- [TASK INSTRUCTIONS]
Your answer is one number, how many lines in the entries include "this".

── GIVEN DATA ──

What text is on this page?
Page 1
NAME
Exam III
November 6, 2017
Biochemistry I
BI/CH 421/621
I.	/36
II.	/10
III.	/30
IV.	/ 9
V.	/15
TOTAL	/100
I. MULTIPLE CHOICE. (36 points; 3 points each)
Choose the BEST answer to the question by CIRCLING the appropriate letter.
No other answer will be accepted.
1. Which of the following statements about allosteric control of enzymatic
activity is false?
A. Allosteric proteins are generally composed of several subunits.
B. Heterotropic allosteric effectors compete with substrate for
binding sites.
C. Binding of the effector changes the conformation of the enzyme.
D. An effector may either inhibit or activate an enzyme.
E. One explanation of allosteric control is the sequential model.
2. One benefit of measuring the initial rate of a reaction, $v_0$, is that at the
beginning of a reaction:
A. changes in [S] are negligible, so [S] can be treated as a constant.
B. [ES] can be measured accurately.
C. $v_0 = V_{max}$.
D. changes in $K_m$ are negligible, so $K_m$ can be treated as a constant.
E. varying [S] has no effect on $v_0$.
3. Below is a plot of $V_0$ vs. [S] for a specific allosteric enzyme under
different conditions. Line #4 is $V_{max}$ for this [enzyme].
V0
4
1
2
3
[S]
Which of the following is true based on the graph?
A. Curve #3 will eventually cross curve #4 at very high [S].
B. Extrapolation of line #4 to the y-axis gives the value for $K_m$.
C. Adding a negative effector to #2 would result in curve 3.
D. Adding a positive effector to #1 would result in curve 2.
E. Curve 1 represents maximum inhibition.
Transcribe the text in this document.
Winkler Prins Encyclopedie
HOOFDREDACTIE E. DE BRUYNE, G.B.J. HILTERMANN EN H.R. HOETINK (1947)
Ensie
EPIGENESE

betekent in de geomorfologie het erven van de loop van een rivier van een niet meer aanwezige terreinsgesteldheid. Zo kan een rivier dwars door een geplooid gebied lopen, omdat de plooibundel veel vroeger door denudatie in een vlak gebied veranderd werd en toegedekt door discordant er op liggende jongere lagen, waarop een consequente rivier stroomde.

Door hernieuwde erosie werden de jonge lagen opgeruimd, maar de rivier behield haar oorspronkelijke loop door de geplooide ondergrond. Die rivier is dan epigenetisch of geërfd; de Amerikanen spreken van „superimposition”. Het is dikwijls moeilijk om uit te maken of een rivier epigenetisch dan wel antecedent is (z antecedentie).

───

- [ANSWER SECTION]
3